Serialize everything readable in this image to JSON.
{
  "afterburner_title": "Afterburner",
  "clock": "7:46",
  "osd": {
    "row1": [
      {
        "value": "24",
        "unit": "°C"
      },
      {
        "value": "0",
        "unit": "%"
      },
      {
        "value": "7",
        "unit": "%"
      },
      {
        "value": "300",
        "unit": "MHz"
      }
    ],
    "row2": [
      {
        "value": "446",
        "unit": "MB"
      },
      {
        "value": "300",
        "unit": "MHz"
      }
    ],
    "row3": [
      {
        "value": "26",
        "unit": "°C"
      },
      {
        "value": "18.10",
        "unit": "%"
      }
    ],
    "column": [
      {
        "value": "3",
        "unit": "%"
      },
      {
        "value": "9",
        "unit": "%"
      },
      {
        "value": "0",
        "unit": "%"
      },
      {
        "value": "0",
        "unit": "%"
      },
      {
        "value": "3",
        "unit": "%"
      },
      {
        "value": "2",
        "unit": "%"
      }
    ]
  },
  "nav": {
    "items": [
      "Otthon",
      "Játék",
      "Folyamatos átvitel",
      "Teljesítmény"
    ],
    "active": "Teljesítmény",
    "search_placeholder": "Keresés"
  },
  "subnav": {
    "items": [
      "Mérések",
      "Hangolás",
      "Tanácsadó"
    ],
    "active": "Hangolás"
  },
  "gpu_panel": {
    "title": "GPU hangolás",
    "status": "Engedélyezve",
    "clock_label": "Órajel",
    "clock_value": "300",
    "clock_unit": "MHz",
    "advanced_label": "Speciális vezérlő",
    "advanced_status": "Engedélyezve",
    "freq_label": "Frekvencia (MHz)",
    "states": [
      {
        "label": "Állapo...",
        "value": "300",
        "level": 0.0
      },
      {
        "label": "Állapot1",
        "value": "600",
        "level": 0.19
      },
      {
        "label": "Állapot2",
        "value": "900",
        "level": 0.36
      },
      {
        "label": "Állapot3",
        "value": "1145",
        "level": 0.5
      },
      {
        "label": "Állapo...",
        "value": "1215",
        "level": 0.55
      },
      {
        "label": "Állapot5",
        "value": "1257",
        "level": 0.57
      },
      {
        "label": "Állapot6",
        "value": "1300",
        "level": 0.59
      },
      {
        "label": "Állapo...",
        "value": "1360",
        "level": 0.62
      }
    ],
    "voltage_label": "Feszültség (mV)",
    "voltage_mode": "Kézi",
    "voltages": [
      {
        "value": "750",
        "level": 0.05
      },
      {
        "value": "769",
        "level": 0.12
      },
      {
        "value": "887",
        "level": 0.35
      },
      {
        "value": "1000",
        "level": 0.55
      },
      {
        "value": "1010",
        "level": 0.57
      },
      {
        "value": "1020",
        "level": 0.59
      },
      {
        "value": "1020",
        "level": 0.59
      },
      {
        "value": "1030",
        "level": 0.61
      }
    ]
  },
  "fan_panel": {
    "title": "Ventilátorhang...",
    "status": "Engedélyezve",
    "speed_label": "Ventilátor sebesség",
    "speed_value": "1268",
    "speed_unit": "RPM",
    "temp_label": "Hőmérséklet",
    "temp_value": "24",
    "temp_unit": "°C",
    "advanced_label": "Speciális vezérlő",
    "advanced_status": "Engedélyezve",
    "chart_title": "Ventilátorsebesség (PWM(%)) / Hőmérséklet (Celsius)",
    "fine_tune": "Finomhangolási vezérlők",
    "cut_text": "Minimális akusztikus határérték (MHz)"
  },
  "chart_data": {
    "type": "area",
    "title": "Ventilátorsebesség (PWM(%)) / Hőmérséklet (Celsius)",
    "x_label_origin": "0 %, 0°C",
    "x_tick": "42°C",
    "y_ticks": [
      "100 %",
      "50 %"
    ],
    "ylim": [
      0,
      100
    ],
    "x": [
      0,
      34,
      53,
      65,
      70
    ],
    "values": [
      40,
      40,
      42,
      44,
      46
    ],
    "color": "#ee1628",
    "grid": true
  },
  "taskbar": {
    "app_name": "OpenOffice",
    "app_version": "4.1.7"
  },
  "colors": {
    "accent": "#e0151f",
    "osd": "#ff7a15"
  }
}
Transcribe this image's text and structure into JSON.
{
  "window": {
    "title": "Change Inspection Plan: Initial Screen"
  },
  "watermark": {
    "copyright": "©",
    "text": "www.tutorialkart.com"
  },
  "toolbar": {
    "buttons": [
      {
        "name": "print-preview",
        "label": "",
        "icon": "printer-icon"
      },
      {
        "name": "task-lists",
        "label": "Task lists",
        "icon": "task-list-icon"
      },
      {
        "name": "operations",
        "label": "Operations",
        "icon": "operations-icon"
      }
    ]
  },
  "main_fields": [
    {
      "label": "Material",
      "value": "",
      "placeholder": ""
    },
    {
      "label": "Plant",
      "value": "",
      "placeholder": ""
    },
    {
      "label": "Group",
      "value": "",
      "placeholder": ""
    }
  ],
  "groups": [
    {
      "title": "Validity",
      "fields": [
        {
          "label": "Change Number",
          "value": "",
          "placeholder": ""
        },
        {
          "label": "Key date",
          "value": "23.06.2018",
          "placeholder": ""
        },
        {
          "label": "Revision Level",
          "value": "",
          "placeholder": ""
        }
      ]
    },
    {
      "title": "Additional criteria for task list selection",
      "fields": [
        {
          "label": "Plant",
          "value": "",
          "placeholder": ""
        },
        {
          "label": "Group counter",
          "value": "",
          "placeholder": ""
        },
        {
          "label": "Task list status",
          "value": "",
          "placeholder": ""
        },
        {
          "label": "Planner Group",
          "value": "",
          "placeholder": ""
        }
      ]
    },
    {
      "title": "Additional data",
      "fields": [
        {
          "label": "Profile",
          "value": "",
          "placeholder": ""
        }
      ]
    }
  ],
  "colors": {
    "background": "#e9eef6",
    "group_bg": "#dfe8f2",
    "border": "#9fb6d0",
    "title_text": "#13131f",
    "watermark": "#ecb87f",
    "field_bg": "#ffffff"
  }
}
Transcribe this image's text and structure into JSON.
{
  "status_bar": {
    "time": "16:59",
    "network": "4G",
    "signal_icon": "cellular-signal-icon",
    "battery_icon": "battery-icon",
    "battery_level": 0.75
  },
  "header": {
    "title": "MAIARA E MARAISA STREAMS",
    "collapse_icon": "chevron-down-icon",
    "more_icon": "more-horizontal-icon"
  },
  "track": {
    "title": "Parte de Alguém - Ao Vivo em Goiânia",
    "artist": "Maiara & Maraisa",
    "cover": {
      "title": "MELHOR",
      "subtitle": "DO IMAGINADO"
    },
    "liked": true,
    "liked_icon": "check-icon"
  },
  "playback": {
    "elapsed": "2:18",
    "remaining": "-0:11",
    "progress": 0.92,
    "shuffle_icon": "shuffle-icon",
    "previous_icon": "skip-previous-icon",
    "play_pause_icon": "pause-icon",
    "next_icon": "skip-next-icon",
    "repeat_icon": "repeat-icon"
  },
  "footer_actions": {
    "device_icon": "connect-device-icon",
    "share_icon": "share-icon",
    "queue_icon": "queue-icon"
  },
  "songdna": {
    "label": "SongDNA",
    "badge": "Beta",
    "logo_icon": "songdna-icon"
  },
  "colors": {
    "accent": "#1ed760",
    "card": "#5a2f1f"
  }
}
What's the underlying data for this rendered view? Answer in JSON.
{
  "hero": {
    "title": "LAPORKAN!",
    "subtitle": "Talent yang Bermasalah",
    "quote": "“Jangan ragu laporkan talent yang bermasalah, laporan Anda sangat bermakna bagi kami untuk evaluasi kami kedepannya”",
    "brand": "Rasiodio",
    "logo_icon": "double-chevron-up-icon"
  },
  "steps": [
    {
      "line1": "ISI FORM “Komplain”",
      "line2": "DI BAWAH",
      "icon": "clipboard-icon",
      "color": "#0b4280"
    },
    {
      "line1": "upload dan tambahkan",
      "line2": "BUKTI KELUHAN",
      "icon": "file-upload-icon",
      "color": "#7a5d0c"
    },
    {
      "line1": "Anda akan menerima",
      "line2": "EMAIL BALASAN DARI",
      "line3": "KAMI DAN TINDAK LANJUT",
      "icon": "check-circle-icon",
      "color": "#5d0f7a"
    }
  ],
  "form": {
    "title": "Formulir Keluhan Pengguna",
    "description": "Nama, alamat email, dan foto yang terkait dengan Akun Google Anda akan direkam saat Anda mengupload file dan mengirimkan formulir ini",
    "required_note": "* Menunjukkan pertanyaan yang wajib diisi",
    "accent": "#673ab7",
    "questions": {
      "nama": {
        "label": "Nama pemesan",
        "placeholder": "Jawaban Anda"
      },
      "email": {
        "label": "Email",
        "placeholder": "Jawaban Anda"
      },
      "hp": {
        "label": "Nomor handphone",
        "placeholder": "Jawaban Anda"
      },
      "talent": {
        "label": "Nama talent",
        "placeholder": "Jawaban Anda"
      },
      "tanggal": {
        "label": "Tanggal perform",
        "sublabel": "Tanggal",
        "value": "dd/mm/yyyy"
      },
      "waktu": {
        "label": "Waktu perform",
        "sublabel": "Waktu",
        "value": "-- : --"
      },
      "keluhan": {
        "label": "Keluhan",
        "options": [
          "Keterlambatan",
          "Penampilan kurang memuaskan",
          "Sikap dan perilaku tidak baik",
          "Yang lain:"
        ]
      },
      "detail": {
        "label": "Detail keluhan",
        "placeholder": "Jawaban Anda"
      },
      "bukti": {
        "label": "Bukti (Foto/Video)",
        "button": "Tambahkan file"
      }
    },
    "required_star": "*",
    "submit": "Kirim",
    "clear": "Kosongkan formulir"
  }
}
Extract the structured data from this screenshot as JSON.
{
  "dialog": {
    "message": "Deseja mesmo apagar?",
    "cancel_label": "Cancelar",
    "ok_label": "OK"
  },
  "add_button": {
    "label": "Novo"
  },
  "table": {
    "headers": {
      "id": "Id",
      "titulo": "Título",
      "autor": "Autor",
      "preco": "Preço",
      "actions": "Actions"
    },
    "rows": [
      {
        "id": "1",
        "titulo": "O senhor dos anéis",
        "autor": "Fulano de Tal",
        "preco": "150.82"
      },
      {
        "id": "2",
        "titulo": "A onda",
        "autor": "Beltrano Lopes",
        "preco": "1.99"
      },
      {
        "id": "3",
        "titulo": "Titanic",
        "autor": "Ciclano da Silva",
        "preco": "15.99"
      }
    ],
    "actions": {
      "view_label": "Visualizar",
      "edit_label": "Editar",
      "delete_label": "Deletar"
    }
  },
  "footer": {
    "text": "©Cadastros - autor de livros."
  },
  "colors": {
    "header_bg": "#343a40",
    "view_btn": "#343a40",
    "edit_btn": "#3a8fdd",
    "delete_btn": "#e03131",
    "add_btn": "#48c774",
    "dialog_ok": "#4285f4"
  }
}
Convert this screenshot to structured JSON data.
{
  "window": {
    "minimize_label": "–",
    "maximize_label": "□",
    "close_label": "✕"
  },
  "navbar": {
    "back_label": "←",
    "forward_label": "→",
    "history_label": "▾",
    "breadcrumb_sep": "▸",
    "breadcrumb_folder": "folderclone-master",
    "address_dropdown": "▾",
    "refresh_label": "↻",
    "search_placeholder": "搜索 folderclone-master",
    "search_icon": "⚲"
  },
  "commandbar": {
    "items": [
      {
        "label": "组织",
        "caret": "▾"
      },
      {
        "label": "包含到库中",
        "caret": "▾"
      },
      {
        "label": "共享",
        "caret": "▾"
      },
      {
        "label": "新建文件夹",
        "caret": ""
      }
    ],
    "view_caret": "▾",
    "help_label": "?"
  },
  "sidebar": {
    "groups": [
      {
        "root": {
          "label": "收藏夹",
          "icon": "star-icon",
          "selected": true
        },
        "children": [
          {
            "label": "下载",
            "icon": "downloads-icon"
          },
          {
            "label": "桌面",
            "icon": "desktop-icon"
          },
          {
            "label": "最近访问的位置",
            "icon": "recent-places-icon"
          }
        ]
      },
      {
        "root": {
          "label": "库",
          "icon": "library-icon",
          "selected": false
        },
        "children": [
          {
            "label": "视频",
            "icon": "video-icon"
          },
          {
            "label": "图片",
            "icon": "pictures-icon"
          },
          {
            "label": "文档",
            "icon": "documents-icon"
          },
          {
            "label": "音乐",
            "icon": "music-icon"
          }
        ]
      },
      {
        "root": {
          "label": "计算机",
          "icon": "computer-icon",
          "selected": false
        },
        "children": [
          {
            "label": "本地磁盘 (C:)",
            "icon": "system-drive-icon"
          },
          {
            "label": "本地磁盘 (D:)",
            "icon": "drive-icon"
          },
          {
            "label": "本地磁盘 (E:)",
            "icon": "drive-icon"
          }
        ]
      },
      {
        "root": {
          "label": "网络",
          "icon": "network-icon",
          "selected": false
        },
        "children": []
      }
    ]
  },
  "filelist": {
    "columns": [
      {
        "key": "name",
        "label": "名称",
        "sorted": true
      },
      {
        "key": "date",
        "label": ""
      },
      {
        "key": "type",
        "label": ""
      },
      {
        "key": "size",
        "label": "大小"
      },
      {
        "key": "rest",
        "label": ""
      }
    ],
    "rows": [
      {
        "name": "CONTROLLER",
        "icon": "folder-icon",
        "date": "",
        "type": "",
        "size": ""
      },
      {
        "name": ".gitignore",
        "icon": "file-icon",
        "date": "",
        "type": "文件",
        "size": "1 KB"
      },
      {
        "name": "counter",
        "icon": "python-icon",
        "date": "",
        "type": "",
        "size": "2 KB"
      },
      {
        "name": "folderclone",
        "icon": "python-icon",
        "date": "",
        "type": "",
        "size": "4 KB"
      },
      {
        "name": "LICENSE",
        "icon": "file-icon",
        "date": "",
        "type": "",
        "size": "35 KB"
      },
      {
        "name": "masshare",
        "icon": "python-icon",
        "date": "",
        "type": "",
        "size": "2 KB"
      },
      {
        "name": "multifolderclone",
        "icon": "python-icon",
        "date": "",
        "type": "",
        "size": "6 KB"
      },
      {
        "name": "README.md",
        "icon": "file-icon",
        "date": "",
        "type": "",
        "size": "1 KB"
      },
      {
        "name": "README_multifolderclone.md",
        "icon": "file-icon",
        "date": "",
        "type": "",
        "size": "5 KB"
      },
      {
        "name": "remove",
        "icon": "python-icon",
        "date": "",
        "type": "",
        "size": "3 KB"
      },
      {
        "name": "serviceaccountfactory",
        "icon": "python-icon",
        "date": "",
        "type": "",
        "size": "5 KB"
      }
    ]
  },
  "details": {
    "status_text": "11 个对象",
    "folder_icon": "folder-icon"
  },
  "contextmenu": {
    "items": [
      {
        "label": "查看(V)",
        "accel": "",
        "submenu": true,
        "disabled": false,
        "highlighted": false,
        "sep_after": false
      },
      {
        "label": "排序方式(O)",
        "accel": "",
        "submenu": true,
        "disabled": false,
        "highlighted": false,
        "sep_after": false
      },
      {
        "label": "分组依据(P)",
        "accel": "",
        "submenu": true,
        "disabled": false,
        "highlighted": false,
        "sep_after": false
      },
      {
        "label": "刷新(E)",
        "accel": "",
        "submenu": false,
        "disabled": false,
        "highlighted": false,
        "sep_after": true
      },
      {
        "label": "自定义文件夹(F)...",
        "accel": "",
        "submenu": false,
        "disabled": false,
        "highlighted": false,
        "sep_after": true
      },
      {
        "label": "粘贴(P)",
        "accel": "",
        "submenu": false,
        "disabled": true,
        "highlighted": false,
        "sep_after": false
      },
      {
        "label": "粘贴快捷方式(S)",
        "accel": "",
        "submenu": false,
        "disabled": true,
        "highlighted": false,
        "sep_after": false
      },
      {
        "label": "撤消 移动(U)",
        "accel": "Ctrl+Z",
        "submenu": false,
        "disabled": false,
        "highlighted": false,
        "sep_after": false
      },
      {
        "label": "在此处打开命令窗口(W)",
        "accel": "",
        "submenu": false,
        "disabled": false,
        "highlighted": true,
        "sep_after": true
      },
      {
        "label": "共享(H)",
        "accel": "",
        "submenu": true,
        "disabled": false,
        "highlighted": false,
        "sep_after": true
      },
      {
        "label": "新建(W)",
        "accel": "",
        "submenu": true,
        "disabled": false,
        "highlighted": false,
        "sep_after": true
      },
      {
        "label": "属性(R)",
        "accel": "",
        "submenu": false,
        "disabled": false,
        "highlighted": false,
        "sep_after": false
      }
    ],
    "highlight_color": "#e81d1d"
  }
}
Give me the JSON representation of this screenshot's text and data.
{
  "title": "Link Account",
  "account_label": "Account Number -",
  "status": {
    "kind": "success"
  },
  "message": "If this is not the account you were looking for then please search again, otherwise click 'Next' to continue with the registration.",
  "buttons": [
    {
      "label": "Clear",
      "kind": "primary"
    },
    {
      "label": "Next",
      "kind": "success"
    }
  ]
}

■ ■ ■

§ **TASK DETAILS**
Find the word "autor" and list each line it appears in.

§ **ANSWER**
      "autor": "Autor",
        "autor": "Fulano de Tal",
        "autor": "Beltrano Lopes",
        "autor": "Ciclano da Silva",
    "text": "©Cadastros - autor de livros."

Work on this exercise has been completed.